*Task details*
Every record must be repeated exactly; omit any pictures they contain.

--- START OF Extracted records ---

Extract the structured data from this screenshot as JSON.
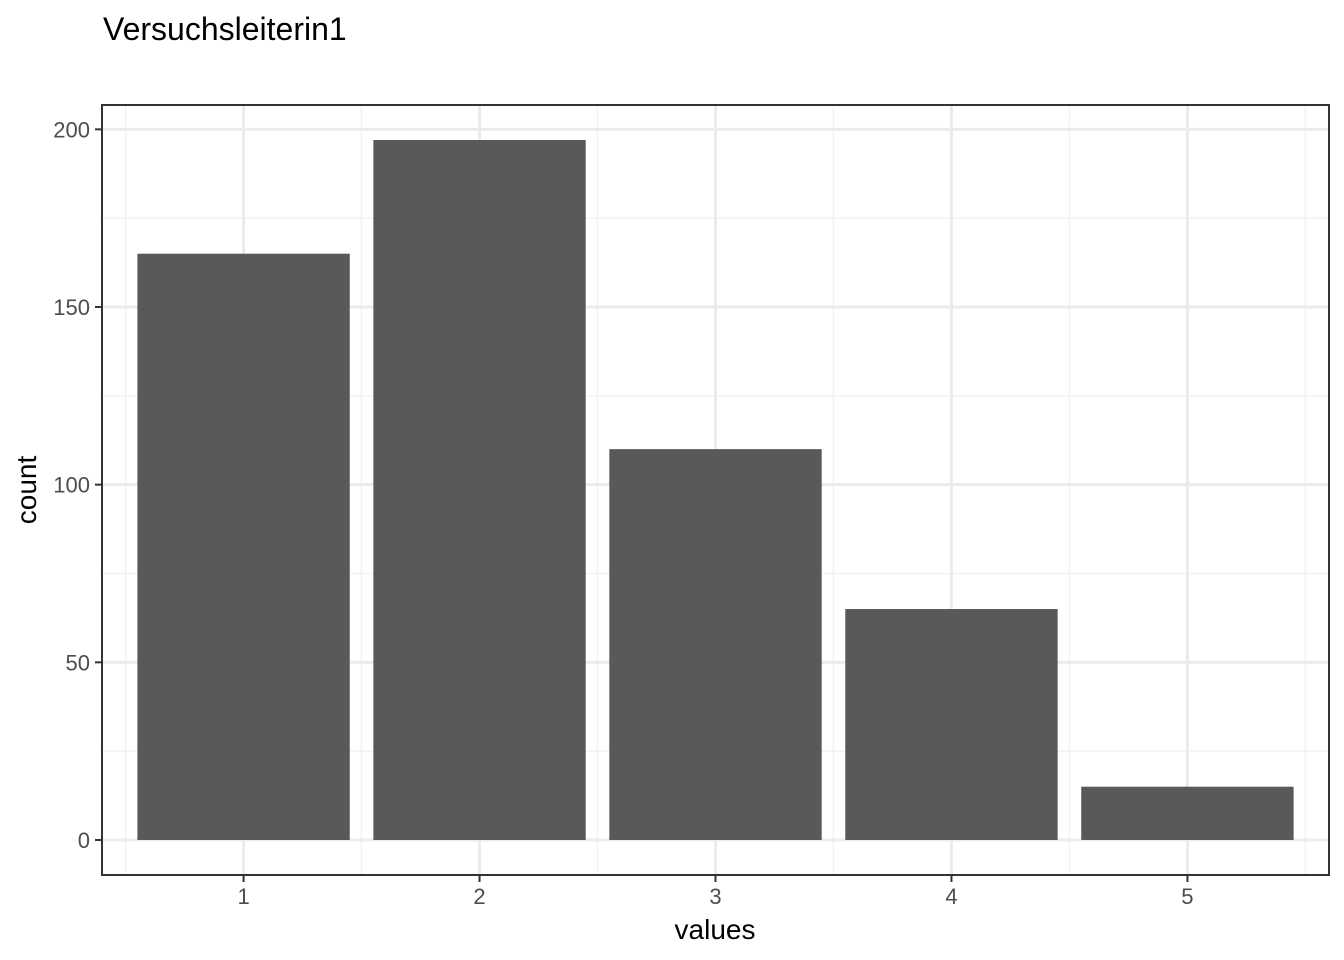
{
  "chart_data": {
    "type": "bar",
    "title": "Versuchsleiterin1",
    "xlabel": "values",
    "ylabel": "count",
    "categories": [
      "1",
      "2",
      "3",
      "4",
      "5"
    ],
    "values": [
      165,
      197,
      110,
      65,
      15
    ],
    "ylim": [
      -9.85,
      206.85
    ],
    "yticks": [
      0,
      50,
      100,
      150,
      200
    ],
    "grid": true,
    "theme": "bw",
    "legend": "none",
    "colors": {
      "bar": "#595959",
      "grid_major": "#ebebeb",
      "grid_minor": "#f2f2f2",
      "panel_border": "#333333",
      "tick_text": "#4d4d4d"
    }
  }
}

--- END OF Extracted records ---

*Result of the exercise*
Extract the structured data from this screenshot as JSON.
{
  "chart_data": {
    "type": "bar",
    "title": "Versuchsleiterin1",
    "xlabel": "values",
    "ylabel": "count",
    "categories": [
      "1",
      "2",
      "3",
      "4",
      "5"
    ],
    "values": [
      165,
      197,
      110,
      65,
      15
    ],
    "ylim": [
      -9.85,
      206.85
    ],
    "yticks": [
      0,
      50,
      100,
      150,
      200
    ],
    "grid": true,
    "theme": "bw",
    "legend": "none",
    "colors": {
      "bar": "#595959",
      "grid_major": "#ebebeb",
      "grid_minor": "#f2f2f2",
      "panel_border": "#333333",
      "tick_text": "#4d4d4d"
    }
  }
}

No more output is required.